### Directions
Each entry below should be written out exactly as it is, with no pictures.

--- start Material for the task ---

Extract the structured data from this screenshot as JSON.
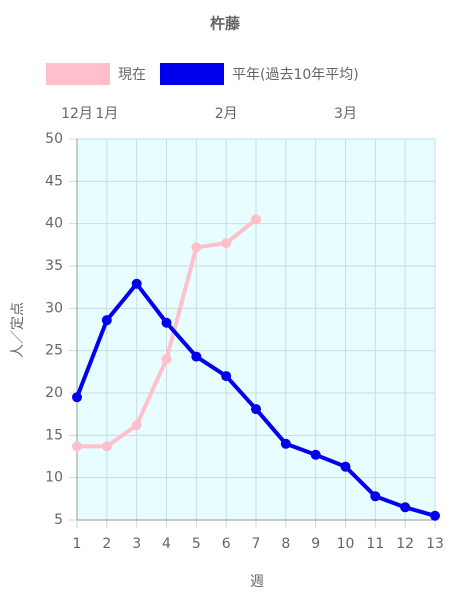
{
  "chart_data": {
    "type": "line",
    "title": "杵藤",
    "x": [
      1,
      2,
      3,
      4,
      5,
      6,
      7,
      8,
      9,
      10,
      11,
      12,
      13
    ],
    "x2_labels": [
      "12月",
      "1月",
      null,
      null,
      null,
      "2月",
      null,
      null,
      null,
      "3月",
      null,
      null,
      null
    ],
    "series": [
      {
        "name": "現在",
        "color": "#ffc0cb",
        "values": [
          13.7,
          13.7,
          16.2,
          24,
          37.2,
          37.7,
          40.5,
          null,
          null,
          null,
          null,
          null,
          null
        ]
      },
      {
        "name": "平年(過去10年平均)",
        "color": "#0000ee",
        "values": [
          19.5,
          28.6,
          32.9,
          28.3,
          24.3,
          22.0,
          18.1,
          14.0,
          12.7,
          11.3,
          7.8,
          6.5,
          5.5
        ]
      }
    ],
    "xlim": [
      1,
      13
    ],
    "xticks": [
      1,
      2,
      3,
      4,
      5,
      6,
      7,
      8,
      9,
      10,
      11,
      12,
      13
    ],
    "ylim": [
      5,
      50
    ],
    "yticks": [
      5,
      10,
      15,
      20,
      25,
      30,
      35,
      40,
      45,
      50
    ],
    "x_label": "週",
    "y_label": "人／定点",
    "grid": true,
    "plot_background": "#e8fdff"
  }
}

--- end Material for the task ---

### Solution for this exercise
Extract the structured data from this screenshot as JSON.
{
  "chart_data": {
    "type": "line",
    "title": "杵藤",
    "x": [
      1,
      2,
      3,
      4,
      5,
      6,
      7,
      8,
      9,
      10,
      11,
      12,
      13
    ],
    "x2_labels": [
      "12月",
      "1月",
      null,
      null,
      null,
      "2月",
      null,
      null,
      null,
      "3月",
      null,
      null,
      null
    ],
    "series": [
      {
        "name": "現在",
        "color": "#ffc0cb",
        "values": [
          13.7,
          13.7,
          16.2,
          24,
          37.2,
          37.7,
          40.5,
          null,
          null,
          null,
          null,
          null,
          null
        ]
      },
      {
        "name": "平年(過去10年平均)",
        "color": "#0000ee",
        "values": [
          19.5,
          28.6,
          32.9,
          28.3,
          24.3,
          22.0,
          18.1,
          14.0,
          12.7,
          11.3,
          7.8,
          6.5,
          5.5
        ]
      }
    ],
    "xlim": [
      1,
      13
    ],
    "xticks": [
      1,
      2,
      3,
      4,
      5,
      6,
      7,
      8,
      9,
      10,
      11,
      12,
      13
    ],
    "ylim": [
      5,
      50
    ],
    "yticks": [
      5,
      10,
      15,
      20,
      25,
      30,
      35,
      40,
      45,
      50
    ],
    "x_label": "週",
    "y_label": "人／定点",
    "grid": true,
    "plot_background": "#e8fdff"
  }
}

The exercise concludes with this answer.